## What is being asked
Restate the entire listing word for word.

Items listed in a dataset
□ □ □
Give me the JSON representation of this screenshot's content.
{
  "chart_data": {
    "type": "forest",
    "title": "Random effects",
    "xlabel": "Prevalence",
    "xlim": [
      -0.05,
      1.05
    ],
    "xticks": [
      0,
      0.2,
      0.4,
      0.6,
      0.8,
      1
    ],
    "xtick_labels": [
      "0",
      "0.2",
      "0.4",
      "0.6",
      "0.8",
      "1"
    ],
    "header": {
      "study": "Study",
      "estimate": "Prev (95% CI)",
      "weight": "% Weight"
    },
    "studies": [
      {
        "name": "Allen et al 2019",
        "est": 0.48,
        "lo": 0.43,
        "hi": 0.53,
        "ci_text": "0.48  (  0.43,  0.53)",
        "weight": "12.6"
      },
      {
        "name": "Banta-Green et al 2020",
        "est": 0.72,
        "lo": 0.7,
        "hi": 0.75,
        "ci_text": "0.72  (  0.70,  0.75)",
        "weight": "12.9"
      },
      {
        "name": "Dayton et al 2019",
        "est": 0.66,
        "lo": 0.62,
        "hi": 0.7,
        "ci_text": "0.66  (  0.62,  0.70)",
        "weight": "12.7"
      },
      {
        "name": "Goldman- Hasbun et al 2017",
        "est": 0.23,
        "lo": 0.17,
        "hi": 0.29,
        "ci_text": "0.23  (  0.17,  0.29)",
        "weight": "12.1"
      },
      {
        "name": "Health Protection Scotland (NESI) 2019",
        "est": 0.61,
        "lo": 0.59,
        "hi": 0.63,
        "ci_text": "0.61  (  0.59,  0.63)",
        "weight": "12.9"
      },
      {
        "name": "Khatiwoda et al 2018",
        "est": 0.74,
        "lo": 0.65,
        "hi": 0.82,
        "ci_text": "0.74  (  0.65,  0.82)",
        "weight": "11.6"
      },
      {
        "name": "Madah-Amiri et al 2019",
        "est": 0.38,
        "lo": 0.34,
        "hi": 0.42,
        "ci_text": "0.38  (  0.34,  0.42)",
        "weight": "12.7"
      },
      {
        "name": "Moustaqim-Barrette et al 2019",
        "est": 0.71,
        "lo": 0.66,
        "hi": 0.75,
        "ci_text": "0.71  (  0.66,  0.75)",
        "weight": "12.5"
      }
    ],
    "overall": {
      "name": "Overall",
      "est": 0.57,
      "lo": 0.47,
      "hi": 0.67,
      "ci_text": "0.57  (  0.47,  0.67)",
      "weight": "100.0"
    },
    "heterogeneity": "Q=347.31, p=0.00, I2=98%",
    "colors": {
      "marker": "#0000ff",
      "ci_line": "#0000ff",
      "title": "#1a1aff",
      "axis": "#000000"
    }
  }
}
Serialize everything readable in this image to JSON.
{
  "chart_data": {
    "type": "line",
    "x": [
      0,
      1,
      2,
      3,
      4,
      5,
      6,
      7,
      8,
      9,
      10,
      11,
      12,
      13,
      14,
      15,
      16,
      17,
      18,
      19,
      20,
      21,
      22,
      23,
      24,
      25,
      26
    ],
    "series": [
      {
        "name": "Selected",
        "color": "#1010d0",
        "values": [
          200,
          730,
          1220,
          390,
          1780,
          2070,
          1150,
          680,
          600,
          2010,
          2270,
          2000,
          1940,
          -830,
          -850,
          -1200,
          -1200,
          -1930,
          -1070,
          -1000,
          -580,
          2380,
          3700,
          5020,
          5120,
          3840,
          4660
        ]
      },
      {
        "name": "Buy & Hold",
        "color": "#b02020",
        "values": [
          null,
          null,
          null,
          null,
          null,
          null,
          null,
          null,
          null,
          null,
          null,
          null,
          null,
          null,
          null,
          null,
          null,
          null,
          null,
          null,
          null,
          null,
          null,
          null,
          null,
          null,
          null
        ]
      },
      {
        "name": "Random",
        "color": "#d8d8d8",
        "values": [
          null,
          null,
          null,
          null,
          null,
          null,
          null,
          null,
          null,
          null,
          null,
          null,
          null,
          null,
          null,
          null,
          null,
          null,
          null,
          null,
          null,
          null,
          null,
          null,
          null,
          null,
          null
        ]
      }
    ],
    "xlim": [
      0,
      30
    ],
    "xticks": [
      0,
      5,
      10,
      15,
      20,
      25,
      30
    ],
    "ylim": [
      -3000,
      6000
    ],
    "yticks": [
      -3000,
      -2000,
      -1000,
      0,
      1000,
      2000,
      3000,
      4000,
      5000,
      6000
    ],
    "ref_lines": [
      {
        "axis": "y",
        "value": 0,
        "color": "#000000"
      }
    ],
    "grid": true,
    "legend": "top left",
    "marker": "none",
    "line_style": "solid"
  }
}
□ □ □
## Correct output
Give me the JSON representation of this screenshot's content.
{
  "chart_data": {
    "type": "forest",
    "title": "Random effects",
    "xlabel": "Prevalence",
    "xlim": [
      -0.05,
      1.05
    ],
    "xticks": [
      0,
      0.2,
      0.4,
      0.6,
      0.8,
      1
    ],
    "xtick_labels": [
      "0",
      "0.2",
      "0.4",
      "0.6",
      "0.8",
      "1"
    ],
    "header": {
      "study": "Study",
      "estimate": "Prev (95% CI)",
      "weight": "% Weight"
    },
    "studies": [
      {
        "name": "Allen et al 2019",
        "est": 0.48,
        "lo": 0.43,
        "hi": 0.53,
        "ci_text": "0.48  (  0.43,  0.53)",
        "weight": "12.6"
      },
      {
        "name": "Banta-Green et al 2020",
        "est": 0.72,
        "lo": 0.7,
        "hi": 0.75,
        "ci_text": "0.72  (  0.70,  0.75)",
        "weight": "12.9"
      },
      {
        "name": "Dayton et al 2019",
        "est": 0.66,
        "lo": 0.62,
        "hi": 0.7,
        "ci_text": "0.66  (  0.62,  0.70)",
        "weight": "12.7"
      },
      {
        "name": "Goldman- Hasbun et al 2017",
        "est": 0.23,
        "lo": 0.17,
        "hi": 0.29,
        "ci_text": "0.23  (  0.17,  0.29)",
        "weight": "12.1"
      },
      {
        "name": "Health Protection Scotland (NESI) 2019",
        "est": 0.61,
        "lo": 0.59,
        "hi": 0.63,
        "ci_text": "0.61  (  0.59,  0.63)",
        "weight": "12.9"
      },
      {
        "name": "Khatiwoda et al 2018",
        "est": 0.74,
        "lo": 0.65,
        "hi": 0.82,
        "ci_text": "0.74  (  0.65,  0.82)",
        "weight": "11.6"
      },
      {
        "name": "Madah-Amiri et al 2019",
        "est": 0.38,
        "lo": 0.34,
        "hi": 0.42,
        "ci_text": "0.38  (  0.34,  0.42)",
        "weight": "12.7"
      },
      {
        "name": "Moustaqim-Barrette et al 2019",
        "est": 0.71,
        "lo": 0.66,
        "hi": 0.75,
        "ci_text": "0.71  (  0.66,  0.75)",
        "weight": "12.5"
      }
    ],
    "overall": {
      "name": "Overall",
      "est": 0.57,
      "lo": 0.47,
      "hi": 0.67,
      "ci_text": "0.57  (  0.47,  0.67)",
      "weight": "100.0"
    },
    "heterogeneity": "Q=347.31, p=0.00, I2=98%",
    "colors": {
      "marker": "#0000ff",
      "ci_line": "#0000ff",
      "title": "#1a1aff",
      "axis": "#000000"
    }
  }
}
Serialize everything readable in this image to JSON.
{
  "chart_data": {
    "type": "line",
    "x": [
      0,
      1,
      2,
      3,
      4,
      5,
      6,
      7,
      8,
      9,
      10,
      11,
      12,
      13,
      14,
      15,
      16,
      17,
      18,
      19,
      20,
      21,
      22,
      23,
      24,
      25,
      26
    ],
    "series": [
      {
        "name": "Selected",
        "color": "#1010d0",
        "values": [
          200,
          730,
          1220,
          390,
          1780,
          2070,
          1150,
          680,
          600,
          2010,
          2270,
          2000,
          1940,
          -830,
          -850,
          -1200,
          -1200,
          -1930,
          -1070,
          -1000,
          -580,
          2380,
          3700,
          5020,
          5120,
          3840,
          4660
        ]
      },
      {
        "name": "Buy & Hold",
        "color": "#b02020",
        "values": [
          null,
          null,
          null,
          null,
          null,
          null,
          null,
          null,
          null,
          null,
          null,
          null,
          null,
          null,
          null,
          null,
          null,
          null,
          null,
          null,
          null,
          null,
          null,
          null,
          null,
          null,
          null
        ]
      },
      {
        "name": "Random",
        "color": "#d8d8d8",
        "values": [
          null,
          null,
          null,
          null,
          null,
          null,
          null,
          null,
          null,
          null,
          null,
          null,
          null,
          null,
          null,
          null,
          null,
          null,
          null,
          null,
          null,
          null,
          null,
          null,
          null,
          null,
          null
        ]
      }
    ],
    "xlim": [
      0,
      30
    ],
    "xticks": [
      0,
      5,
      10,
      15,
      20,
      25,
      30
    ],
    "ylim": [
      -3000,
      6000
    ],
    "yticks": [
      -3000,
      -2000,
      -1000,
      0,
      1000,
      2000,
      3000,
      4000,
      5000,
      6000
    ],
    "ref_lines": [
      {
        "axis": "y",
        "value": 0,
        "color": "#000000"
      }
    ],
    "grid": true,
    "legend": "top left",
    "marker": "none",
    "line_style": "solid"
  }
}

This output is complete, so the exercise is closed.